- Instruction
Count the lines that hold the string "teratur". Reply with the number alone.

Stored data
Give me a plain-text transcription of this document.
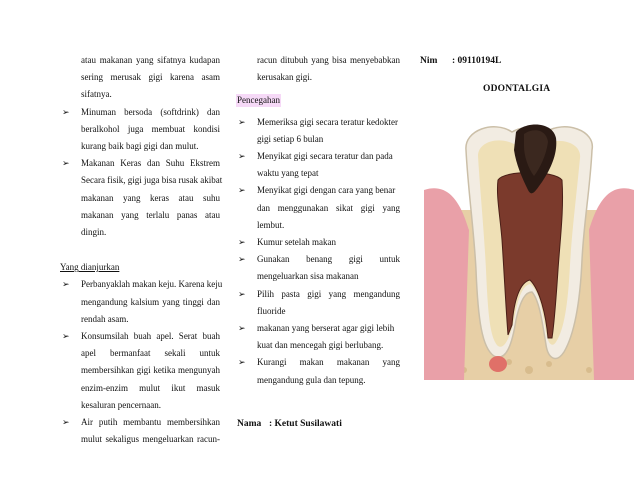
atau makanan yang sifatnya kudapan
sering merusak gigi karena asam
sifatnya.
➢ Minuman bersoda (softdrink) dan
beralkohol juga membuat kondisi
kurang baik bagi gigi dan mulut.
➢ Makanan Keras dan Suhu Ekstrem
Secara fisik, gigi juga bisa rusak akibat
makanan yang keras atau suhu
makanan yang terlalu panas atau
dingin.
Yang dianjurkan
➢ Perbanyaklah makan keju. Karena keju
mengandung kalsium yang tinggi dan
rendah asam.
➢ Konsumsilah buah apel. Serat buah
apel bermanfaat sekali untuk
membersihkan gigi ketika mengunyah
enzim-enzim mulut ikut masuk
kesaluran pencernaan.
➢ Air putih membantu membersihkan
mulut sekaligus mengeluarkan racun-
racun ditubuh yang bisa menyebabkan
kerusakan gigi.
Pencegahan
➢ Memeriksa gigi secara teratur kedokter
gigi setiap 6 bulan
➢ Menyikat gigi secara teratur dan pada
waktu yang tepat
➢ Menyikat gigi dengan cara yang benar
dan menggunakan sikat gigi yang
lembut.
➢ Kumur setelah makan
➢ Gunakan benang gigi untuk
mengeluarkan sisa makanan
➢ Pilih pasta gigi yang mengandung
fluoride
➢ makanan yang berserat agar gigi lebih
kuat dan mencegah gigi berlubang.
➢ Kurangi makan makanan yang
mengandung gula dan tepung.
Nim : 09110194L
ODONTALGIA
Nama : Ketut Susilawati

- Solution to this task
2